**Dataset entries**
--- start ---
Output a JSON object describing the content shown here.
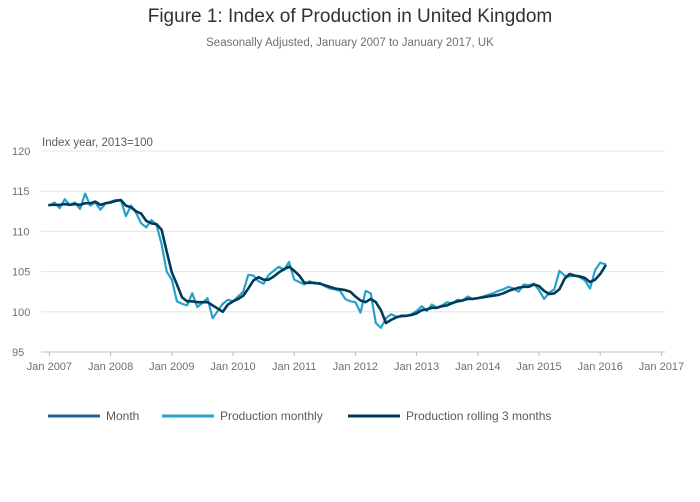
{
  "header": {
    "title": "Figure 1: Index of Production in United Kingdom",
    "subtitle": "Seasonally Adjusted, January 2007 to January 2017, UK"
  },
  "chart_data": {
    "type": "line",
    "title": "Figure 1: Index of Production in United Kingdom",
    "subtitle": "Seasonally Adjusted, January 2007 to January 2017, UK",
    "ylabel": "Index year, 2013=100",
    "xlabel": "",
    "ylim": [
      95,
      120
    ],
    "yticks": [
      95,
      100,
      105,
      110,
      115,
      120
    ],
    "xlim": [
      "2006-11",
      "2017-02"
    ],
    "xtick_labels": [
      "Jan 2007",
      "Jan 2008",
      "Jan 2009",
      "Jan 2010",
      "Jan 2011",
      "Jan 2012",
      "Jan 2013",
      "Jan 2014",
      "Jan 2015",
      "Jan 2016",
      "Jan 2017"
    ],
    "grid": "horizontal",
    "legend_position": "bottom",
    "colors": {
      "month": "#206095",
      "monthly": "#27a0cc",
      "rolling": "#003c57"
    },
    "legend": [
      "Month",
      "Production monthly",
      "Production rolling 3 months"
    ],
    "start": "2007-01",
    "series": [
      {
        "name": "Production monthly",
        "values": [
          113.2,
          113.6,
          112.9,
          114.0,
          113.3,
          113.6,
          112.8,
          114.7,
          113.2,
          113.6,
          112.7,
          113.5,
          113.7,
          113.9,
          113.9,
          111.9,
          113.2,
          112.3,
          111.0,
          110.5,
          111.4,
          110.8,
          108.4,
          105.0,
          104.0,
          101.3,
          101.0,
          100.8,
          102.3,
          100.6,
          101.1,
          101.7,
          99.2,
          100.1,
          101.0,
          101.5,
          101.3,
          101.9,
          102.5,
          104.6,
          104.5,
          103.8,
          103.5,
          104.6,
          105.1,
          105.6,
          105.2,
          106.2,
          104.0,
          103.7,
          103.4,
          103.8,
          103.5,
          103.6,
          103.2,
          102.9,
          102.8,
          102.6,
          101.6,
          101.3,
          101.2,
          99.9,
          102.6,
          102.3,
          98.6,
          98.0,
          99.2,
          99.7,
          99.4,
          99.4,
          99.5,
          99.7,
          100.1,
          100.7,
          100.1,
          100.9,
          100.5,
          100.8,
          101.2,
          101.0,
          101.5,
          101.4,
          101.9,
          101.6,
          101.7,
          101.9,
          102.1,
          102.3,
          102.6,
          102.8,
          103.1,
          102.9,
          102.5,
          103.4,
          103.3,
          103.5,
          102.7,
          101.6,
          102.4,
          102.8,
          105.1,
          104.5,
          104.4,
          104.5,
          104.3,
          103.9,
          102.9,
          105.2,
          106.1,
          105.9
        ]
      },
      {
        "name": "Production rolling 3 months",
        "values": [
          113.3,
          113.3,
          113.3,
          113.4,
          113.3,
          113.4,
          113.3,
          113.5,
          113.5,
          113.7,
          113.3,
          113.5,
          113.6,
          113.8,
          113.9,
          113.2,
          113.0,
          112.5,
          112.2,
          111.3,
          111.0,
          110.9,
          110.2,
          107.5,
          104.9,
          103.4,
          101.8,
          101.3,
          101.3,
          101.2,
          101.2,
          101.2,
          100.8,
          100.4,
          100.0,
          100.9,
          101.3,
          101.6,
          102.0,
          102.9,
          103.9,
          104.3,
          104.0,
          104.0,
          104.4,
          104.9,
          105.3,
          105.6,
          105.1,
          104.5,
          103.6,
          103.6,
          103.6,
          103.5,
          103.3,
          103.1,
          102.9,
          102.8,
          102.7,
          102.5,
          101.9,
          101.4,
          101.2,
          101.6,
          101.2,
          100.2,
          98.6,
          99.0,
          99.3,
          99.5,
          99.5,
          99.6,
          99.8,
          100.2,
          100.3,
          100.5,
          100.5,
          100.7,
          100.8,
          101.1,
          101.3,
          101.4,
          101.6,
          101.6,
          101.7,
          101.8,
          101.9,
          102.0,
          102.1,
          102.3,
          102.6,
          102.8,
          103.0,
          103.1,
          103.1,
          103.4,
          103.2,
          102.6,
          102.2,
          102.3,
          102.8,
          104.1,
          104.7,
          104.5,
          104.4,
          104.2,
          103.7,
          104.0,
          104.7,
          105.7
        ]
      }
    ]
  }
}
--- end ---
**Job**
Repeat all of the records verbatim, leaving out the pictures.

**Written reply**
Output a JSON object describing the content shown here.
{
  "header": {
    "title": "Figure 1: Index of Production in United Kingdom",
    "subtitle": "Seasonally Adjusted, January 2007 to January 2017, UK"
  },
  "chart_data": {
    "type": "line",
    "title": "Figure 1: Index of Production in United Kingdom",
    "subtitle": "Seasonally Adjusted, January 2007 to January 2017, UK",
    "ylabel": "Index year, 2013=100",
    "xlabel": "",
    "ylim": [
      95,
      120
    ],
    "yticks": [
      95,
      100,
      105,
      110,
      115,
      120
    ],
    "xlim": [
      "2006-11",
      "2017-02"
    ],
    "xtick_labels": [
      "Jan 2007",
      "Jan 2008",
      "Jan 2009",
      "Jan 2010",
      "Jan 2011",
      "Jan 2012",
      "Jan 2013",
      "Jan 2014",
      "Jan 2015",
      "Jan 2016",
      "Jan 2017"
    ],
    "grid": "horizontal",
    "legend_position": "bottom",
    "colors": {
      "month": "#206095",
      "monthly": "#27a0cc",
      "rolling": "#003c57"
    },
    "legend": [
      "Month",
      "Production monthly",
      "Production rolling 3 months"
    ],
    "start": "2007-01",
    "series": [
      {
        "name": "Production monthly",
        "values": [
          113.2,
          113.6,
          112.9,
          114.0,
          113.3,
          113.6,
          112.8,
          114.7,
          113.2,
          113.6,
          112.7,
          113.5,
          113.7,
          113.9,
          113.9,
          111.9,
          113.2,
          112.3,
          111.0,
          110.5,
          111.4,
          110.8,
          108.4,
          105.0,
          104.0,
          101.3,
          101.0,
          100.8,
          102.3,
          100.6,
          101.1,
          101.7,
          99.2,
          100.1,
          101.0,
          101.5,
          101.3,
          101.9,
          102.5,
          104.6,
          104.5,
          103.8,
          103.5,
          104.6,
          105.1,
          105.6,
          105.2,
          106.2,
          104.0,
          103.7,
          103.4,
          103.8,
          103.5,
          103.6,
          103.2,
          102.9,
          102.8,
          102.6,
          101.6,
          101.3,
          101.2,
          99.9,
          102.6,
          102.3,
          98.6,
          98.0,
          99.2,
          99.7,
          99.4,
          99.4,
          99.5,
          99.7,
          100.1,
          100.7,
          100.1,
          100.9,
          100.5,
          100.8,
          101.2,
          101.0,
          101.5,
          101.4,
          101.9,
          101.6,
          101.7,
          101.9,
          102.1,
          102.3,
          102.6,
          102.8,
          103.1,
          102.9,
          102.5,
          103.4,
          103.3,
          103.5,
          102.7,
          101.6,
          102.4,
          102.8,
          105.1,
          104.5,
          104.4,
          104.5,
          104.3,
          103.9,
          102.9,
          105.2,
          106.1,
          105.9
        ]
      },
      {
        "name": "Production rolling 3 months",
        "values": [
          113.3,
          113.3,
          113.3,
          113.4,
          113.3,
          113.4,
          113.3,
          113.5,
          113.5,
          113.7,
          113.3,
          113.5,
          113.6,
          113.8,
          113.9,
          113.2,
          113.0,
          112.5,
          112.2,
          111.3,
          111.0,
          110.9,
          110.2,
          107.5,
          104.9,
          103.4,
          101.8,
          101.3,
          101.3,
          101.2,
          101.2,
          101.2,
          100.8,
          100.4,
          100.0,
          100.9,
          101.3,
          101.6,
          102.0,
          102.9,
          103.9,
          104.3,
          104.0,
          104.0,
          104.4,
          104.9,
          105.3,
          105.6,
          105.1,
          104.5,
          103.6,
          103.6,
          103.6,
          103.5,
          103.3,
          103.1,
          102.9,
          102.8,
          102.7,
          102.5,
          101.9,
          101.4,
          101.2,
          101.6,
          101.2,
          100.2,
          98.6,
          99.0,
          99.3,
          99.5,
          99.5,
          99.6,
          99.8,
          100.2,
          100.3,
          100.5,
          100.5,
          100.7,
          100.8,
          101.1,
          101.3,
          101.4,
          101.6,
          101.6,
          101.7,
          101.8,
          101.9,
          102.0,
          102.1,
          102.3,
          102.6,
          102.8,
          103.0,
          103.1,
          103.1,
          103.4,
          103.2,
          102.6,
          102.2,
          102.3,
          102.8,
          104.1,
          104.7,
          104.5,
          104.4,
          104.2,
          103.7,
          104.0,
          104.7,
          105.7
        ]
      }
    ]
  }
}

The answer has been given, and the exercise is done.